[START OF Input for this task]

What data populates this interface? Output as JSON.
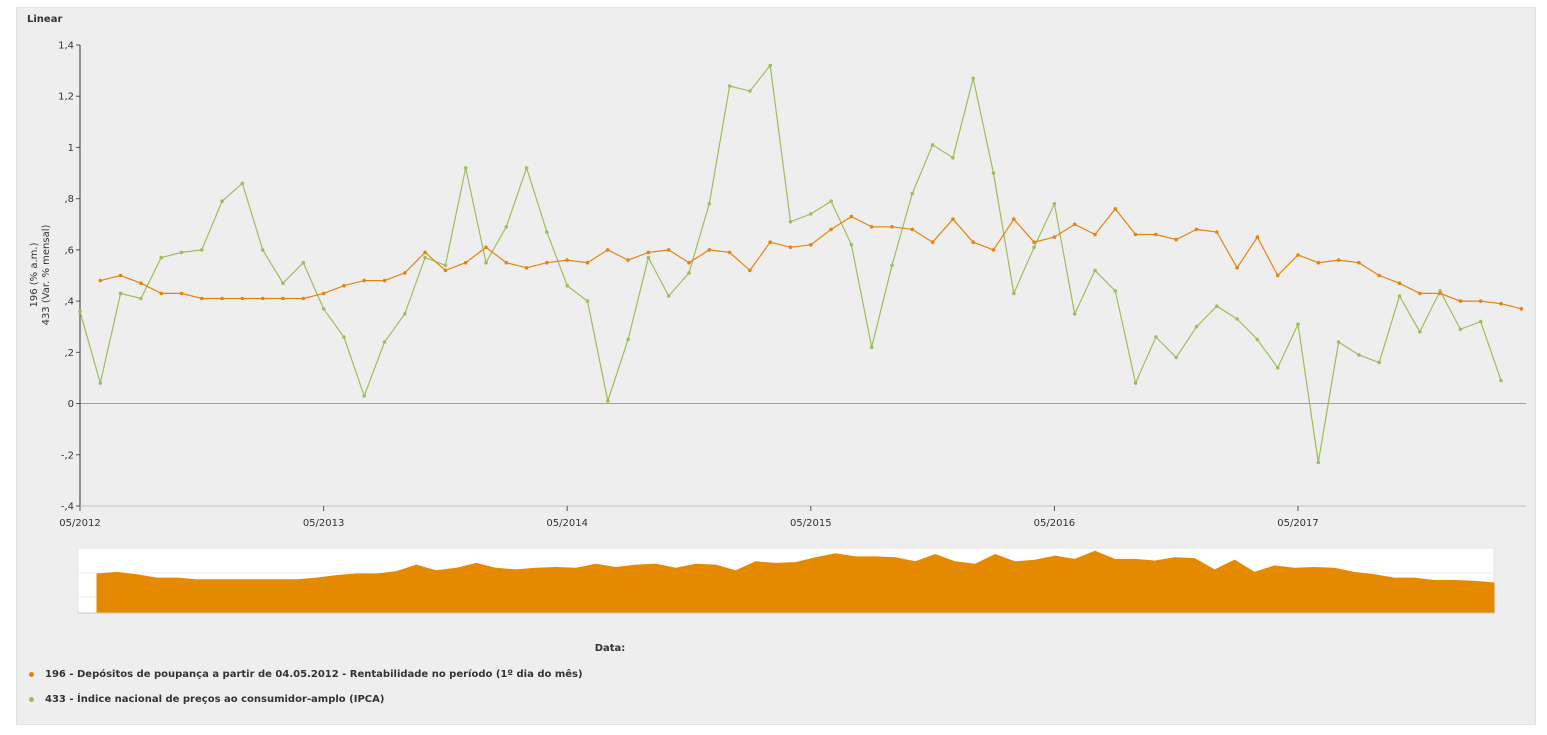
{
  "panel": {
    "title": "Linear"
  },
  "colors": {
    "series1": "#e2850f",
    "series2": "#9dbe5c",
    "navigator": "#e58a00",
    "grid": "#ededed",
    "zero_line": "#a0a0a0"
  },
  "navigator": {
    "title": "Data:"
  },
  "chart_data": {
    "type": "line",
    "ylabel_lines": [
      "196 (% a.m.)",
      "433 (Var. % mensal)"
    ],
    "ylim": [
      -0.4,
      1.4
    ],
    "yticks": [
      -0.4,
      -0.2,
      0,
      0.2,
      0.4,
      0.6,
      0.8,
      1,
      1.2,
      1.4
    ],
    "ytick_labels": [
      "-,4",
      "-,2",
      "0",
      ",2",
      ",4",
      ",6",
      ",8",
      "1",
      "1,2",
      "1,4"
    ],
    "xrange": [
      "2012-05",
      "2017-11"
    ],
    "xtick_labels": [
      "05/2012",
      "05/2013",
      "05/2014",
      "05/2015",
      "05/2016",
      "05/2017"
    ],
    "xtick_dates": [
      "2012-05",
      "2013-05",
      "2014-05",
      "2015-05",
      "2016-05",
      "2017-05"
    ],
    "grid": true,
    "legend_position": "bottom-left",
    "series": [
      {
        "name": "196 - Depósitos de poupança a partir de 04.05.2012 - Rentabilidade no período (1º dia do mês)",
        "start": "2012-06",
        "values": [
          0.48,
          0.5,
          0.47,
          0.43,
          0.43,
          0.41,
          0.41,
          0.41,
          0.41,
          0.41,
          0.41,
          0.43,
          0.46,
          0.48,
          0.48,
          0.51,
          0.59,
          0.52,
          0.55,
          0.61,
          0.55,
          0.53,
          0.55,
          0.56,
          0.55,
          0.6,
          0.56,
          0.59,
          0.6,
          0.55,
          0.6,
          0.59,
          0.52,
          0.63,
          0.61,
          0.62,
          0.68,
          0.73,
          0.69,
          0.69,
          0.68,
          0.63,
          0.72,
          0.63,
          0.6,
          0.72,
          0.63,
          0.65,
          0.7,
          0.66,
          0.76,
          0.66,
          0.66,
          0.64,
          0.68,
          0.67,
          0.53,
          0.65,
          0.5,
          0.58,
          0.55,
          0.56,
          0.55,
          0.5,
          0.47,
          0.43,
          0.43,
          0.4,
          0.4,
          0.39,
          0.37
        ]
      },
      {
        "name": "433 - Índice nacional de preços ao consumidor-amplo (IPCA)",
        "start": "2012-05",
        "values": [
          0.36,
          0.08,
          0.43,
          0.41,
          0.57,
          0.59,
          0.6,
          0.79,
          0.86,
          0.6,
          0.47,
          0.55,
          0.37,
          0.26,
          0.03,
          0.24,
          0.35,
          0.57,
          0.54,
          0.92,
          0.55,
          0.69,
          0.92,
          0.67,
          0.46,
          0.4,
          0.01,
          0.25,
          0.57,
          0.42,
          0.51,
          0.78,
          1.24,
          1.22,
          1.32,
          0.71,
          0.74,
          0.79,
          0.62,
          0.22,
          0.54,
          0.82,
          1.01,
          0.96,
          1.27,
          0.9,
          0.43,
          0.61,
          0.78,
          0.35,
          0.52,
          0.44,
          0.08,
          0.26,
          0.18,
          0.3,
          0.38,
          0.33,
          0.25,
          0.14,
          0.31,
          -0.23,
          0.24,
          0.19,
          0.16,
          0.42,
          0.28,
          0.44,
          0.29,
          0.32,
          0.09
        ]
      }
    ]
  },
  "legend": {
    "items": [
      {
        "label": "196 - Depósitos de poupança a partir de 04.05.2012 - Rentabilidade no período (1º dia do mês)",
        "color": "#e2850f"
      },
      {
        "label": "433 - Índice nacional de preços ao consumidor-amplo (IPCA)",
        "color": "#9dbe5c"
      }
    ]
  }
}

[END OF Input for this task]

Your task: Write out all the entries word for word, but skip any images.

Exercise response:
What data populates this interface? Output as JSON.
{
  "panel": {
    "title": "Linear"
  },
  "colors": {
    "series1": "#e2850f",
    "series2": "#9dbe5c",
    "navigator": "#e58a00",
    "grid": "#ededed",
    "zero_line": "#a0a0a0"
  },
  "navigator": {
    "title": "Data:"
  },
  "chart_data": {
    "type": "line",
    "ylabel_lines": [
      "196 (% a.m.)",
      "433 (Var. % mensal)"
    ],
    "ylim": [
      -0.4,
      1.4
    ],
    "yticks": [
      -0.4,
      -0.2,
      0,
      0.2,
      0.4,
      0.6,
      0.8,
      1,
      1.2,
      1.4
    ],
    "ytick_labels": [
      "-,4",
      "-,2",
      "0",
      ",2",
      ",4",
      ",6",
      ",8",
      "1",
      "1,2",
      "1,4"
    ],
    "xrange": [
      "2012-05",
      "2017-11"
    ],
    "xtick_labels": [
      "05/2012",
      "05/2013",
      "05/2014",
      "05/2015",
      "05/2016",
      "05/2017"
    ],
    "xtick_dates": [
      "2012-05",
      "2013-05",
      "2014-05",
      "2015-05",
      "2016-05",
      "2017-05"
    ],
    "grid": true,
    "legend_position": "bottom-left",
    "series": [
      {
        "name": "196 - Depósitos de poupança a partir de 04.05.2012 - Rentabilidade no período (1º dia do mês)",
        "start": "2012-06",
        "values": [
          0.48,
          0.5,
          0.47,
          0.43,
          0.43,
          0.41,
          0.41,
          0.41,
          0.41,
          0.41,
          0.41,
          0.43,
          0.46,
          0.48,
          0.48,
          0.51,
          0.59,
          0.52,
          0.55,
          0.61,
          0.55,
          0.53,
          0.55,
          0.56,
          0.55,
          0.6,
          0.56,
          0.59,
          0.6,
          0.55,
          0.6,
          0.59,
          0.52,
          0.63,
          0.61,
          0.62,
          0.68,
          0.73,
          0.69,
          0.69,
          0.68,
          0.63,
          0.72,
          0.63,
          0.6,
          0.72,
          0.63,
          0.65,
          0.7,
          0.66,
          0.76,
          0.66,
          0.66,
          0.64,
          0.68,
          0.67,
          0.53,
          0.65,
          0.5,
          0.58,
          0.55,
          0.56,
          0.55,
          0.5,
          0.47,
          0.43,
          0.43,
          0.4,
          0.4,
          0.39,
          0.37
        ]
      },
      {
        "name": "433 - Índice nacional de preços ao consumidor-amplo (IPCA)",
        "start": "2012-05",
        "values": [
          0.36,
          0.08,
          0.43,
          0.41,
          0.57,
          0.59,
          0.6,
          0.79,
          0.86,
          0.6,
          0.47,
          0.55,
          0.37,
          0.26,
          0.03,
          0.24,
          0.35,
          0.57,
          0.54,
          0.92,
          0.55,
          0.69,
          0.92,
          0.67,
          0.46,
          0.4,
          0.01,
          0.25,
          0.57,
          0.42,
          0.51,
          0.78,
          1.24,
          1.22,
          1.32,
          0.71,
          0.74,
          0.79,
          0.62,
          0.22,
          0.54,
          0.82,
          1.01,
          0.96,
          1.27,
          0.9,
          0.43,
          0.61,
          0.78,
          0.35,
          0.52,
          0.44,
          0.08,
          0.26,
          0.18,
          0.3,
          0.38,
          0.33,
          0.25,
          0.14,
          0.31,
          -0.23,
          0.24,
          0.19,
          0.16,
          0.42,
          0.28,
          0.44,
          0.29,
          0.32,
          0.09
        ]
      }
    ]
  },
  "legend": {
    "items": [
      {
        "label": "196 - Depósitos de poupança a partir de 04.05.2012 - Rentabilidade no período (1º dia do mês)",
        "color": "#e2850f"
      },
      {
        "label": "433 - Índice nacional de preços ao consumidor-amplo (IPCA)",
        "color": "#9dbe5c"
      }
    ]
  }
}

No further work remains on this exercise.